**Challenge**: Return every record verbatim.

**The data**:
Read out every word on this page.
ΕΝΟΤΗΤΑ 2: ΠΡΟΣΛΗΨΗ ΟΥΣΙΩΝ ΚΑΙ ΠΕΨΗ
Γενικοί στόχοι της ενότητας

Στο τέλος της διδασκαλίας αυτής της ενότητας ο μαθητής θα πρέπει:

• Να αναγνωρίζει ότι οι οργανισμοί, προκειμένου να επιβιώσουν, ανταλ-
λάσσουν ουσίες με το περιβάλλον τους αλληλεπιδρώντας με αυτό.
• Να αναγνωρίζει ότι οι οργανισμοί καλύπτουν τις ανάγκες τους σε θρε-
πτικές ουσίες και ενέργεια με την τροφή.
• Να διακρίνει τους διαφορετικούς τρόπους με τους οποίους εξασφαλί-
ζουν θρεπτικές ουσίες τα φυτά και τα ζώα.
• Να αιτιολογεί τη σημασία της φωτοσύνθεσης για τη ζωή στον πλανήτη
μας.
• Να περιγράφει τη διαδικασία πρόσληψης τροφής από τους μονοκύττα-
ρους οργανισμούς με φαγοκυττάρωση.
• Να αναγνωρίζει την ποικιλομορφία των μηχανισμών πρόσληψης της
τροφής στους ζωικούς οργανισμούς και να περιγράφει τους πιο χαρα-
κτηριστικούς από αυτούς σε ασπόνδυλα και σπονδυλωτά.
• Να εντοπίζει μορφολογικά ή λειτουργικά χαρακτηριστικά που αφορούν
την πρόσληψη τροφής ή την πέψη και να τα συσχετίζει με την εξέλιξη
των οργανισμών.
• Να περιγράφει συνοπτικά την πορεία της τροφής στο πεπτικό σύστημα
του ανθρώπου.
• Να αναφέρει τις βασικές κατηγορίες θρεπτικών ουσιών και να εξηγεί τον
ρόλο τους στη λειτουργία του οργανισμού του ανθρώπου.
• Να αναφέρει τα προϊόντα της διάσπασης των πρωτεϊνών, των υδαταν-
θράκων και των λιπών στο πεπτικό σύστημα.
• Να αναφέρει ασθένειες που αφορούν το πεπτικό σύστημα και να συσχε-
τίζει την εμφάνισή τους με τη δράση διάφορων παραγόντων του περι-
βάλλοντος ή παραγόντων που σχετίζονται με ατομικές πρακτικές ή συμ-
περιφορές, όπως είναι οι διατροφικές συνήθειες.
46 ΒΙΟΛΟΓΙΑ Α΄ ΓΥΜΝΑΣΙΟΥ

**Exercise answer**:
Read out every word on this page.
ΕΝΟΤΗΤΑ 2: ΠΡΟΣΛΗΨΗ ΟΥΣΙΩΝ ΚΑΙ ΠΕΨΗ
Γενικοί στόχοι της ενότητας

Στο τέλος της διδασκαλίας αυτής της ενότητας ο μαθητής θα πρέπει:

• Να αναγνωρίζει ότι οι οργανισμοί, προκειμένου να επιβιώσουν, ανταλ-
λάσσουν ουσίες με το περιβάλλον τους αλληλεπιδρώντας με αυτό.
• Να αναγνωρίζει ότι οι οργανισμοί καλύπτουν τις ανάγκες τους σε θρε-
πτικές ουσίες και ενέργεια με την τροφή.
• Να διακρίνει τους διαφορετικούς τρόπους με τους οποίους εξασφαλί-
ζουν θρεπτικές ουσίες τα φυτά και τα ζώα.
• Να αιτιολογεί τη σημασία της φωτοσύνθεσης για τη ζωή στον πλανήτη
μας.
• Να περιγράφει τη διαδικασία πρόσληψης τροφής από τους μονοκύττα-
ρους οργανισμούς με φαγοκυττάρωση.
• Να αναγνωρίζει την ποικιλομορφία των μηχανισμών πρόσληψης της
τροφής στους ζωικούς οργανισμούς και να περιγράφει τους πιο χαρα-
κτηριστικούς από αυτούς σε ασπόνδυλα και σπονδυλωτά.
• Να εντοπίζει μορφολογικά ή λειτουργικά χαρακτηριστικά που αφορούν
την πρόσληψη τροφής ή την πέψη και να τα συσχετίζει με την εξέλιξη
των οργανισμών.
• Να περιγράφει συνοπτικά την πορεία της τροφής στο πεπτικό σύστημα
του ανθρώπου.
• Να αναφέρει τις βασικές κατηγορίες θρεπτικών ουσιών και να εξηγεί τον
ρόλο τους στη λειτουργία του οργανισμού του ανθρώπου.
• Να αναφέρει τα προϊόντα της διάσπασης των πρωτεϊνών, των υδαταν-
θράκων και των λιπών στο πεπτικό σύστημα.
• Να αναφέρει ασθένειες που αφορούν το πεπτικό σύστημα και να συσχε-
τίζει την εμφάνισή τους με τη δράση διάφορων παραγόντων του περι-
βάλλοντος ή παραγόντων που σχετίζονται με ατομικές πρακτικές ή συμ-
περιφορές, όπως είναι οι διατροφικές συνήθειες.
46 ΒΙΟΛΟΓΙΑ Α΄ ΓΥΜΝΑΣΙΟΥ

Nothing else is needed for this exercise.